• **Work to complete**
Write out the listing beneath this instruction in its entirety, exactly as it reads.

• **Exercise materials**

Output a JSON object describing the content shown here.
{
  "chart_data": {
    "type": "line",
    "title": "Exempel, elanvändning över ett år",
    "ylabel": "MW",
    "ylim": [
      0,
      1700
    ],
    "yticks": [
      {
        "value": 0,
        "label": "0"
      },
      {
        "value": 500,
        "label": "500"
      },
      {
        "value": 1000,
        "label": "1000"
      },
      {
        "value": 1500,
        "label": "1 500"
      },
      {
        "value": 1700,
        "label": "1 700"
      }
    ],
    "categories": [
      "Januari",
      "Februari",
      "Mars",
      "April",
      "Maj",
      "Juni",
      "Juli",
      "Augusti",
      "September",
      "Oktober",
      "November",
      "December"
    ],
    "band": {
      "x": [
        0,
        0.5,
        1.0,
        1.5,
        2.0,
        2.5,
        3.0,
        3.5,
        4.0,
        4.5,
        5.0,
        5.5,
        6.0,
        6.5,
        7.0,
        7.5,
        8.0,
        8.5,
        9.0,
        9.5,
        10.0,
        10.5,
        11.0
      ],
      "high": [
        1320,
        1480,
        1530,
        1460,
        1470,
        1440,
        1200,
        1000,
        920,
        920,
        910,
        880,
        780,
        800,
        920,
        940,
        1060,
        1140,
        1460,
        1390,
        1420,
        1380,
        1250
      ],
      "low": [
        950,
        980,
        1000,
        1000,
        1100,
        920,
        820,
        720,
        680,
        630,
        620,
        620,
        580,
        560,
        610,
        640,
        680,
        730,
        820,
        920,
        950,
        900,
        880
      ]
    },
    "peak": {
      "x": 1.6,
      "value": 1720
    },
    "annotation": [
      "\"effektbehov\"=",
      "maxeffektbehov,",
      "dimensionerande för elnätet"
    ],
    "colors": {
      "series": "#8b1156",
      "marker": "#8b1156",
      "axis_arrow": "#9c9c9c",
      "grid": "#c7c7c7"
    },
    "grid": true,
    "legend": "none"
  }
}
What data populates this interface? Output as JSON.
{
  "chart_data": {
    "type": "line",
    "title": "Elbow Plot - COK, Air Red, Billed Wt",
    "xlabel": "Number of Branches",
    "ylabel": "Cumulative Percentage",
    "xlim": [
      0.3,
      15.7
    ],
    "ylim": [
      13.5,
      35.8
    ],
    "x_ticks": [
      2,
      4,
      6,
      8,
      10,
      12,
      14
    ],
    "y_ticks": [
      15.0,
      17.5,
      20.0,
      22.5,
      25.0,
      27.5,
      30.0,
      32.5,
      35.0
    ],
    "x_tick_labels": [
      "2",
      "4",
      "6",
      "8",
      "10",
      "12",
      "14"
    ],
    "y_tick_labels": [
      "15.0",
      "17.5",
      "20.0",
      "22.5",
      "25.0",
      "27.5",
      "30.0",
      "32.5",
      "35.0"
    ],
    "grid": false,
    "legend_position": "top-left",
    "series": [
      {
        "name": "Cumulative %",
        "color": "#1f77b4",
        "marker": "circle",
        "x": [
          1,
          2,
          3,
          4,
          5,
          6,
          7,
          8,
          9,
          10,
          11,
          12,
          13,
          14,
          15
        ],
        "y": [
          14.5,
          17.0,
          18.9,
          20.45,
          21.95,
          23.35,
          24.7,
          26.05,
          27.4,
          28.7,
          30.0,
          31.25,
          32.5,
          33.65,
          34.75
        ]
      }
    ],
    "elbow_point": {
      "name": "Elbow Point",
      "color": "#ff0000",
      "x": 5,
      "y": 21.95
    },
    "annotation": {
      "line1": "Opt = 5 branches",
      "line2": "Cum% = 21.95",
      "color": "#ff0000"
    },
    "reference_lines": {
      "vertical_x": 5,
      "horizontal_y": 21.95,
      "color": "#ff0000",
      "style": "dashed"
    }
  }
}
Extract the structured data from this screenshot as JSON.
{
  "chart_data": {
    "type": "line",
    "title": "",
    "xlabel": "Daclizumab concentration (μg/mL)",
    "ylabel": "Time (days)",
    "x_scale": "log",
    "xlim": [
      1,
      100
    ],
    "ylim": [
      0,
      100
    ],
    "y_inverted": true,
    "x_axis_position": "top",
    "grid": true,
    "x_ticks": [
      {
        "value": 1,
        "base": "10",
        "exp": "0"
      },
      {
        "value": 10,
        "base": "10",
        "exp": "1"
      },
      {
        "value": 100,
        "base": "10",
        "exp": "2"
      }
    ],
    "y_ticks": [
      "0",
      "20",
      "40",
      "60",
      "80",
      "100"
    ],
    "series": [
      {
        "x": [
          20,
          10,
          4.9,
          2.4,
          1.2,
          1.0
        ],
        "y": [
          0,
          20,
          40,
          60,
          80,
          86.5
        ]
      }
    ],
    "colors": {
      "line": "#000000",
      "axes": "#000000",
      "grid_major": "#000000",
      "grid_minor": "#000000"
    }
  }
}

• **Result for this exercise**
Output a JSON object describing the content shown here.
{
  "chart_data": {
    "type": "line",
    "title": "Exempel, elanvändning över ett år",
    "ylabel": "MW",
    "ylim": [
      0,
      1700
    ],
    "yticks": [
      {
        "value": 0,
        "label": "0"
      },
      {
        "value": 500,
        "label": "500"
      },
      {
        "value": 1000,
        "label": "1000"
      },
      {
        "value": 1500,
        "label": "1 500"
      },
      {
        "value": 1700,
        "label": "1 700"
      }
    ],
    "categories": [
      "Januari",
      "Februari",
      "Mars",
      "April",
      "Maj",
      "Juni",
      "Juli",
      "Augusti",
      "September",
      "Oktober",
      "November",
      "December"
    ],
    "band": {
      "x": [
        0,
        0.5,
        1.0,
        1.5,
        2.0,
        2.5,
        3.0,
        3.5,
        4.0,
        4.5,
        5.0,
        5.5,
        6.0,
        6.5,
        7.0,
        7.5,
        8.0,
        8.5,
        9.0,
        9.5,
        10.0,
        10.5,
        11.0
      ],
      "high": [
        1320,
        1480,
        1530,
        1460,
        1470,
        1440,
        1200,
        1000,
        920,
        920,
        910,
        880,
        780,
        800,
        920,
        940,
        1060,
        1140,
        1460,
        1390,
        1420,
        1380,
        1250
      ],
      "low": [
        950,
        980,
        1000,
        1000,
        1100,
        920,
        820,
        720,
        680,
        630,
        620,
        620,
        580,
        560,
        610,
        640,
        680,
        730,
        820,
        920,
        950,
        900,
        880
      ]
    },
    "peak": {
      "x": 1.6,
      "value": 1720
    },
    "annotation": [
      "\"effektbehov\"=",
      "maxeffektbehov,",
      "dimensionerande för elnätet"
    ],
    "colors": {
      "series": "#8b1156",
      "marker": "#8b1156",
      "axis_arrow": "#9c9c9c",
      "grid": "#c7c7c7"
    },
    "grid": true,
    "legend": "none"
  }
}
What data populates this interface? Output as JSON.
{
  "chart_data": {
    "type": "line",
    "title": "Elbow Plot - COK, Air Red, Billed Wt",
    "xlabel": "Number of Branches",
    "ylabel": "Cumulative Percentage",
    "xlim": [
      0.3,
      15.7
    ],
    "ylim": [
      13.5,
      35.8
    ],
    "x_ticks": [
      2,
      4,
      6,
      8,
      10,
      12,
      14
    ],
    "y_ticks": [
      15.0,
      17.5,
      20.0,
      22.5,
      25.0,
      27.5,
      30.0,
      32.5,
      35.0
    ],
    "x_tick_labels": [
      "2",
      "4",
      "6",
      "8",
      "10",
      "12",
      "14"
    ],
    "y_tick_labels": [
      "15.0",
      "17.5",
      "20.0",
      "22.5",
      "25.0",
      "27.5",
      "30.0",
      "32.5",
      "35.0"
    ],
    "grid": false,
    "legend_position": "top-left",
    "series": [
      {
        "name": "Cumulative %",
        "color": "#1f77b4",
        "marker": "circle",
        "x": [
          1,
          2,
          3,
          4,
          5,
          6,
          7,
          8,
          9,
          10,
          11,
          12,
          13,
          14,
          15
        ],
        "y": [
          14.5,
          17.0,
          18.9,
          20.45,
          21.95,
          23.35,
          24.7,
          26.05,
          27.4,
          28.7,
          30.0,
          31.25,
          32.5,
          33.65,
          34.75
        ]
      }
    ],
    "elbow_point": {
      "name": "Elbow Point",
      "color": "#ff0000",
      "x": 5,
      "y": 21.95
    },
    "annotation": {
      "line1": "Opt = 5 branches",
      "line2": "Cum% = 21.95",
      "color": "#ff0000"
    },
    "reference_lines": {
      "vertical_x": 5,
      "horizontal_y": 21.95,
      "color": "#ff0000",
      "style": "dashed"
    }
  }
}
Extract the structured data from this screenshot as JSON.
{
  "chart_data": {
    "type": "line",
    "title": "",
    "xlabel": "Daclizumab concentration (μg/mL)",
    "ylabel": "Time (days)",
    "x_scale": "log",
    "xlim": [
      1,
      100
    ],
    "ylim": [
      0,
      100
    ],
    "y_inverted": true,
    "x_axis_position": "top",
    "grid": true,
    "x_ticks": [
      {
        "value": 1,
        "base": "10",
        "exp": "0"
      },
      {
        "value": 10,
        "base": "10",
        "exp": "1"
      },
      {
        "value": 100,
        "base": "10",
        "exp": "2"
      }
    ],
    "y_ticks": [
      "0",
      "20",
      "40",
      "60",
      "80",
      "100"
    ],
    "series": [
      {
        "x": [
          20,
          10,
          4.9,
          2.4,
          1.2,
          1.0
        ],
        "y": [
          0,
          20,
          40,
          60,
          80,
          86.5
        ]
      }
    ],
    "colors": {
      "line": "#000000",
      "axes": "#000000",
      "grid_major": "#000000",
      "grid_minor": "#000000"
    }
  }
}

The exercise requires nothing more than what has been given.